┏━━
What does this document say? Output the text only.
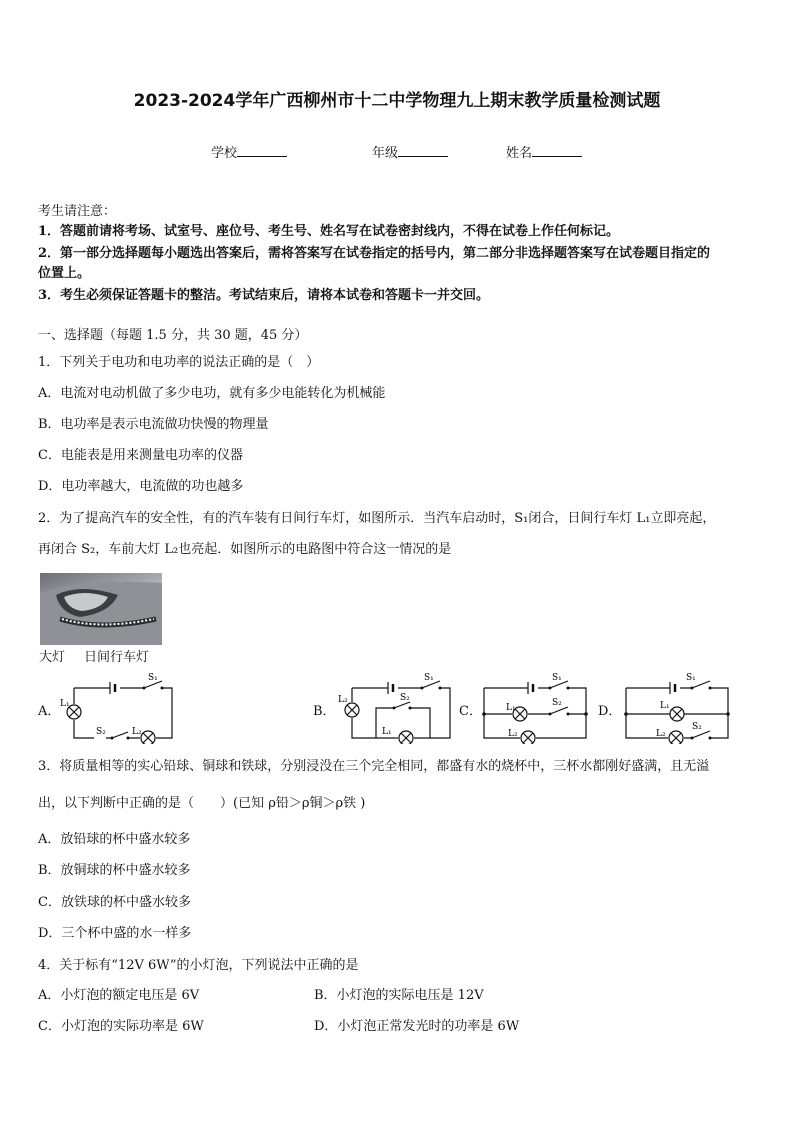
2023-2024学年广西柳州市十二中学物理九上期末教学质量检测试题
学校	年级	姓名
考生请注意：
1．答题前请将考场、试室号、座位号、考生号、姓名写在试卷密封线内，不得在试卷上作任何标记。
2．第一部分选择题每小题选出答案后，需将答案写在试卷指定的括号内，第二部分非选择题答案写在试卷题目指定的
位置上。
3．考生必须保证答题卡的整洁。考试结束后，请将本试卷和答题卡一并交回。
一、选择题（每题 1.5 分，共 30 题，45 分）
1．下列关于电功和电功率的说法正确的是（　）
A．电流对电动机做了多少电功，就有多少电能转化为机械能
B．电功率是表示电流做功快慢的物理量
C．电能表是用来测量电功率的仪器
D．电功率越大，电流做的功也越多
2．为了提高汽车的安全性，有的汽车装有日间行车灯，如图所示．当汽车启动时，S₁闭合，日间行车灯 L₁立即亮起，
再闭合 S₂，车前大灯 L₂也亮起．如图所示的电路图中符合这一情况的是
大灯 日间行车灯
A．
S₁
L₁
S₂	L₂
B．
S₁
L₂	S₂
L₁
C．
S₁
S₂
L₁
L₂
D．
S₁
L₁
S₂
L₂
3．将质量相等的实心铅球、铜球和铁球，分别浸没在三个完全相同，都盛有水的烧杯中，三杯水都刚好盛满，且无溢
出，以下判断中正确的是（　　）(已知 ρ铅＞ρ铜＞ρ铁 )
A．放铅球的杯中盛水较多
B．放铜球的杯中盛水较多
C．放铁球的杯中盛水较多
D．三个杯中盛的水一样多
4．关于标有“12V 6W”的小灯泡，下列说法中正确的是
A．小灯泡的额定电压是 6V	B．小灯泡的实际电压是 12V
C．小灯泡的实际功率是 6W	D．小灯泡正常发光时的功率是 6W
┗━━
┏━━
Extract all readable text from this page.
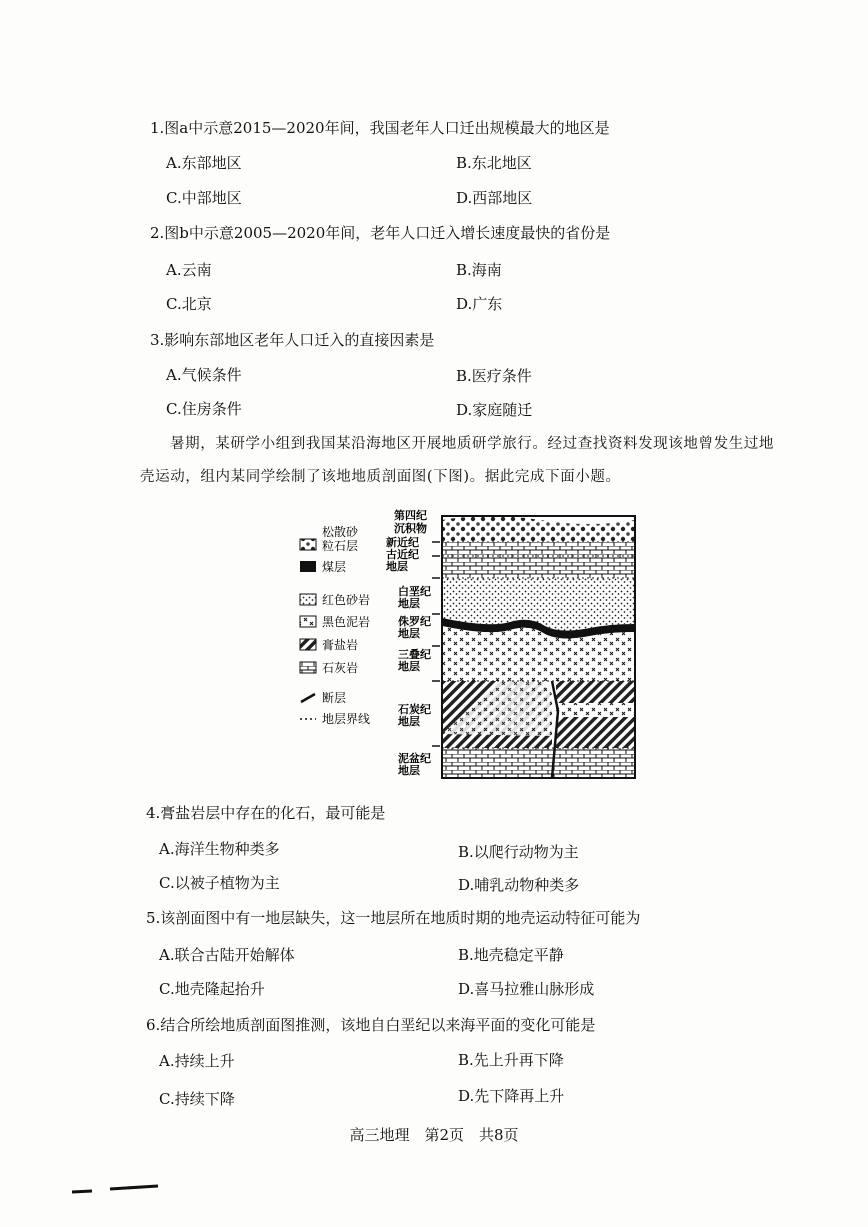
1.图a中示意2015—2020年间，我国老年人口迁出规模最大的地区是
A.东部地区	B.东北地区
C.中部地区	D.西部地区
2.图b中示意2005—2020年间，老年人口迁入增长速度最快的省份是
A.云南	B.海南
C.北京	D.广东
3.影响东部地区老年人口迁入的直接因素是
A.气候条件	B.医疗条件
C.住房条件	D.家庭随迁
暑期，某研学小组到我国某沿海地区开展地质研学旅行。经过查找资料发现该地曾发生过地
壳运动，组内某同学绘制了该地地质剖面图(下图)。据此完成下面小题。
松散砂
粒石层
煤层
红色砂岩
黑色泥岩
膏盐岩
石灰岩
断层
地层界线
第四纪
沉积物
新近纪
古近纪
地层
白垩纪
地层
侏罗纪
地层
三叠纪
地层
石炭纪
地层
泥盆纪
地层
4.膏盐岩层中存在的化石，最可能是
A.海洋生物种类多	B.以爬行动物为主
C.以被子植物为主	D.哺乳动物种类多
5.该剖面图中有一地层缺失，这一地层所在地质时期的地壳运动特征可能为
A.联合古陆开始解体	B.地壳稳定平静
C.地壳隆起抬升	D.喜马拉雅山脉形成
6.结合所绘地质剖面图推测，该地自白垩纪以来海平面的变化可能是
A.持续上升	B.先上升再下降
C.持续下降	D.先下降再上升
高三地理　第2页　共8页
┗━━
*WHAT YOU NEED TO DO*
For the records above, state how many lines include the string "日间行车灯", giving the number and nothing else.

*FULL ANSWER*
2